◆ Goal of the exercise
Identify and pull out each line of the entries in which "käyrä" occurs.

»»

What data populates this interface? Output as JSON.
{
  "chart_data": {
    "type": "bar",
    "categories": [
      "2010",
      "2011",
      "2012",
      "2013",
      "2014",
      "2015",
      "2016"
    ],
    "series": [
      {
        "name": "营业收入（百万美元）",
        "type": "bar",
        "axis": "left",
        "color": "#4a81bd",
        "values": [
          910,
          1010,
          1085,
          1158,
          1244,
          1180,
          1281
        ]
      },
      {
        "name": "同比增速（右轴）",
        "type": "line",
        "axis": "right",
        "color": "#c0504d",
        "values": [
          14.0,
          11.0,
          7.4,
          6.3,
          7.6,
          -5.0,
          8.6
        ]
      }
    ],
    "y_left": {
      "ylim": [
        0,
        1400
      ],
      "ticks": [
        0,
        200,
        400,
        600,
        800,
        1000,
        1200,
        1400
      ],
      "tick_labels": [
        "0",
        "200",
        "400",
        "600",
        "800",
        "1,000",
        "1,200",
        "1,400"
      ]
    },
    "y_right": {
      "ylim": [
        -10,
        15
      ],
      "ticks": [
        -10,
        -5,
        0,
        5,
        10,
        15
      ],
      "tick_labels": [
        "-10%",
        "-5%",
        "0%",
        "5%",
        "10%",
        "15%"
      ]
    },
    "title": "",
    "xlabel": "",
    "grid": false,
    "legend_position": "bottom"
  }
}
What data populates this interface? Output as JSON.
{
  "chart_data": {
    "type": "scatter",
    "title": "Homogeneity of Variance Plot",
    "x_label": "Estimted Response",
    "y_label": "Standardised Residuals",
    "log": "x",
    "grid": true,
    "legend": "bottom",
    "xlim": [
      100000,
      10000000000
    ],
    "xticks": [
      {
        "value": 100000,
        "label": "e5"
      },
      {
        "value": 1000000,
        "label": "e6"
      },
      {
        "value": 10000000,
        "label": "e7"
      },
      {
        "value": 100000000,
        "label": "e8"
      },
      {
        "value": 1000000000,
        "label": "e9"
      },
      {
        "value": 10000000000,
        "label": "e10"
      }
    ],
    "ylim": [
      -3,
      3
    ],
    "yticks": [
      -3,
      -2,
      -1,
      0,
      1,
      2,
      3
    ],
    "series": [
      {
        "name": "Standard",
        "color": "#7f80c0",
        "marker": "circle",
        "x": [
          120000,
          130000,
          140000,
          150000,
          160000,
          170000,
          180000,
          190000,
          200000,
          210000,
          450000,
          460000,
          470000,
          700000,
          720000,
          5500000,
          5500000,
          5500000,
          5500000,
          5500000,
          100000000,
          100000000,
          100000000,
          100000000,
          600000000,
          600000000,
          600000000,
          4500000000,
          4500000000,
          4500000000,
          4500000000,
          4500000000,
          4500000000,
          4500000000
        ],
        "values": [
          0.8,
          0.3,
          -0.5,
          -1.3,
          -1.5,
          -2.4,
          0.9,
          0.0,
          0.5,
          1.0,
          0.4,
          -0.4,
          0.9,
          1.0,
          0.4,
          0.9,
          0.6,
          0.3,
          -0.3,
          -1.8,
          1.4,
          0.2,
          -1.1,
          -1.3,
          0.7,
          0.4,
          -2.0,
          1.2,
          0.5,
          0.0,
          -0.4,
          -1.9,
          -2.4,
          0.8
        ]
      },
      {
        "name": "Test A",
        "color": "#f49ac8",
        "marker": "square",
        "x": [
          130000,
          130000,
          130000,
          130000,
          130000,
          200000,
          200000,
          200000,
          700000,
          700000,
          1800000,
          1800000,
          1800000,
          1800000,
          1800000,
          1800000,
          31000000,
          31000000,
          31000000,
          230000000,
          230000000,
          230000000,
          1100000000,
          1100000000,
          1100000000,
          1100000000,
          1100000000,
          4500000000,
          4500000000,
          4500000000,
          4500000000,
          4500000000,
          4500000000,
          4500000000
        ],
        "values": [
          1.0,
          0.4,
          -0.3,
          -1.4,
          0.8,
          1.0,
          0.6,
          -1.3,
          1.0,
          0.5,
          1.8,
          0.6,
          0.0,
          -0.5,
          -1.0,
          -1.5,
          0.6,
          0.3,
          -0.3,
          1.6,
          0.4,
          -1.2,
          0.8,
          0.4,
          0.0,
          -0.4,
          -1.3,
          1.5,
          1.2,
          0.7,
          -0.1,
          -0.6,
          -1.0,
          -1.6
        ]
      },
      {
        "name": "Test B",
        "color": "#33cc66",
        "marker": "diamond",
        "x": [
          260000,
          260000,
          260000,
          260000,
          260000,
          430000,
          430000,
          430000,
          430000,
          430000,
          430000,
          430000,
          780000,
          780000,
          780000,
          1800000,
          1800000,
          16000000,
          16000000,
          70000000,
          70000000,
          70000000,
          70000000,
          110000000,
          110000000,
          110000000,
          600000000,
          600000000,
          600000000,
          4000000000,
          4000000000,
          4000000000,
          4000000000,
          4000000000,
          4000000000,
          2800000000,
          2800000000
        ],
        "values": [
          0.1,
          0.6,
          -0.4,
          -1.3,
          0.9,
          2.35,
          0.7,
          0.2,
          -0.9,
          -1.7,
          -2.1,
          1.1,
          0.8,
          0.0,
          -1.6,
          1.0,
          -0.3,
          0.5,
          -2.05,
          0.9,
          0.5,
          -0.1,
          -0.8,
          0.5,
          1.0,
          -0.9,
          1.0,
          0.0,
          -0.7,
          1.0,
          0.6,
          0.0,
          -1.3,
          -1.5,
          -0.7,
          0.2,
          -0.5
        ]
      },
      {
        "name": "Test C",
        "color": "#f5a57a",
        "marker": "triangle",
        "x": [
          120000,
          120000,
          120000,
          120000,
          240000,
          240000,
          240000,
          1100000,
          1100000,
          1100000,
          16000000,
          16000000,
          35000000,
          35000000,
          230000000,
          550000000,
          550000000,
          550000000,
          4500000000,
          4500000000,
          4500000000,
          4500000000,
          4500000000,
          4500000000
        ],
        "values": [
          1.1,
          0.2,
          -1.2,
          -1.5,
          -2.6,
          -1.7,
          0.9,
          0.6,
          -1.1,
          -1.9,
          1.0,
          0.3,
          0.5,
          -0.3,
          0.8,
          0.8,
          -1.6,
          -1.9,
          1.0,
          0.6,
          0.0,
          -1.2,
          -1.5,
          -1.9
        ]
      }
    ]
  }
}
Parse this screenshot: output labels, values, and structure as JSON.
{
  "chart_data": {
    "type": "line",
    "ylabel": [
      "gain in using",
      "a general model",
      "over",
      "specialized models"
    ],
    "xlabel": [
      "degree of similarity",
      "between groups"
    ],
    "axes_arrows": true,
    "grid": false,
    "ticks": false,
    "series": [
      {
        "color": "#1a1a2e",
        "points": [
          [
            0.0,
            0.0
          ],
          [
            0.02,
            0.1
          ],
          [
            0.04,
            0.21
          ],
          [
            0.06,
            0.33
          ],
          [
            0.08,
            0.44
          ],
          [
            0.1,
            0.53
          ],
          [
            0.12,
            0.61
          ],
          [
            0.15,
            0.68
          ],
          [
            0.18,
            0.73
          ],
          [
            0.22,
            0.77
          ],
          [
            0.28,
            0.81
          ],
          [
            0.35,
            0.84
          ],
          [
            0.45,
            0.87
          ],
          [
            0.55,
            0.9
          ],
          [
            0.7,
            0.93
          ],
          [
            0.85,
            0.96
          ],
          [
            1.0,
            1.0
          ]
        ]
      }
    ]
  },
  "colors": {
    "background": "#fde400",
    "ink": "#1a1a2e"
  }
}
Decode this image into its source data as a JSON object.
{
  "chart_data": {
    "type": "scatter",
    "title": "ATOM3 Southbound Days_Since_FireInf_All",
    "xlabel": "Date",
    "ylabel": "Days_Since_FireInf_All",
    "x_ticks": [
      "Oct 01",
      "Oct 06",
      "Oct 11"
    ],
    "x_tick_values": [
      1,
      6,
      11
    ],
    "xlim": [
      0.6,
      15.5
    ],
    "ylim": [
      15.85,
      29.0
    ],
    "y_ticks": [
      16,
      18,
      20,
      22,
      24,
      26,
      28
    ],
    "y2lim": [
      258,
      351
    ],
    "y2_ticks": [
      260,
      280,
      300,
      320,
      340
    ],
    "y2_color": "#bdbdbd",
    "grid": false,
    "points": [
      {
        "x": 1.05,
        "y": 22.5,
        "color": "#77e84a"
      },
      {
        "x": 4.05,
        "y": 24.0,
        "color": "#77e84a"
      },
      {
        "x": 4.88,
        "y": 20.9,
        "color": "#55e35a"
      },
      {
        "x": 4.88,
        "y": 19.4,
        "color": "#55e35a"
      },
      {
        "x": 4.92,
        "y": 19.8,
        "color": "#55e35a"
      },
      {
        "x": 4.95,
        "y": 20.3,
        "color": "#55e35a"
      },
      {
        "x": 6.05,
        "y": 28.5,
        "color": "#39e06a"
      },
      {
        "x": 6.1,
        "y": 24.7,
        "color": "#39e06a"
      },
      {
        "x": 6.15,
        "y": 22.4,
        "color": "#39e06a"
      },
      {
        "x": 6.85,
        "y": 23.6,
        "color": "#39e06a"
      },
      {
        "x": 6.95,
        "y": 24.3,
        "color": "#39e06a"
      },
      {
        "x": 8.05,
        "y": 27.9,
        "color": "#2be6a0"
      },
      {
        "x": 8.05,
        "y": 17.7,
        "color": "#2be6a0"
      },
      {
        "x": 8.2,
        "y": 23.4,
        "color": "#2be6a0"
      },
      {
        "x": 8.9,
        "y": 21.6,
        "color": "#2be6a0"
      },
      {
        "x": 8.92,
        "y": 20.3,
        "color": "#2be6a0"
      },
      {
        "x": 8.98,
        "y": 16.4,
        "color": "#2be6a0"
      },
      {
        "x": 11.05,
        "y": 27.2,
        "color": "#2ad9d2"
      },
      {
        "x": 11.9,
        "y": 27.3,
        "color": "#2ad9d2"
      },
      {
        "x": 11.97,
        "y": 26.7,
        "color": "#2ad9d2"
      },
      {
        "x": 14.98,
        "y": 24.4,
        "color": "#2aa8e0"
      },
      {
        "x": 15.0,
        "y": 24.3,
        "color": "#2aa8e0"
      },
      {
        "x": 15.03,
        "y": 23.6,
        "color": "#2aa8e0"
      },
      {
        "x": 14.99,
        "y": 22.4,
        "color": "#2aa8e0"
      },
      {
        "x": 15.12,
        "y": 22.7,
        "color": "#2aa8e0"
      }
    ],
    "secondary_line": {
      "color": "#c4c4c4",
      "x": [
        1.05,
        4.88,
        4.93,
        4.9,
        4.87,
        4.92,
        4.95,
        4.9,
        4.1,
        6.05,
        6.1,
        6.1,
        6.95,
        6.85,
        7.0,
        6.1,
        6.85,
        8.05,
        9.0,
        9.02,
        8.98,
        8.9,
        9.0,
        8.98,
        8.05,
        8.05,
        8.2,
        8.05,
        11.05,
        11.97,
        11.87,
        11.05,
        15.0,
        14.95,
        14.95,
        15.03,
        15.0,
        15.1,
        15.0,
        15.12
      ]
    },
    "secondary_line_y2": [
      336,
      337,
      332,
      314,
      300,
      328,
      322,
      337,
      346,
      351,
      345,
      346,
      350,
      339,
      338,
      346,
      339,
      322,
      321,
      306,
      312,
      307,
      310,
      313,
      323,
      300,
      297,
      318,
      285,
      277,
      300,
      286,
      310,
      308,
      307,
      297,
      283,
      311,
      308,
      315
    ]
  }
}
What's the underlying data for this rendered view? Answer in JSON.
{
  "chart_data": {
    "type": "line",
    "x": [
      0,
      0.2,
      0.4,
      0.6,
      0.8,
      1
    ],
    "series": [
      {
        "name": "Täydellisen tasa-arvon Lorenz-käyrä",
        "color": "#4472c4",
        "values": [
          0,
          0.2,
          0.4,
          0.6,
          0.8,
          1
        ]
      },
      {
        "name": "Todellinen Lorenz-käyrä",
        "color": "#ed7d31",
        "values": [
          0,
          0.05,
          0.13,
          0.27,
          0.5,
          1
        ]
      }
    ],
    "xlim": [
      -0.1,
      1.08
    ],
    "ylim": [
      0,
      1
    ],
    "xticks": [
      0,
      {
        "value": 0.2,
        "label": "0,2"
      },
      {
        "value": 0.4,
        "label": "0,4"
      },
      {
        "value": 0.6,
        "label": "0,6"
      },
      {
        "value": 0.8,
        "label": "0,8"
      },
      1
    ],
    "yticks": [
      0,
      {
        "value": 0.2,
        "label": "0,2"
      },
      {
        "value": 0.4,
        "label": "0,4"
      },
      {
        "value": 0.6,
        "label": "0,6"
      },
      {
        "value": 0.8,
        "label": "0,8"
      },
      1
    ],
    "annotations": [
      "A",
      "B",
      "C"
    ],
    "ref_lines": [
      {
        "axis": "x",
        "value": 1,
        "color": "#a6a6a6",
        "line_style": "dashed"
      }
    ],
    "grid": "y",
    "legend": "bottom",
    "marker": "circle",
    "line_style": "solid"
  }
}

««

◆ Task response
        "name": "Täydellisen tasa-arvon Lorenz-käyrä",
        "name": "Todellinen Lorenz-käyrä",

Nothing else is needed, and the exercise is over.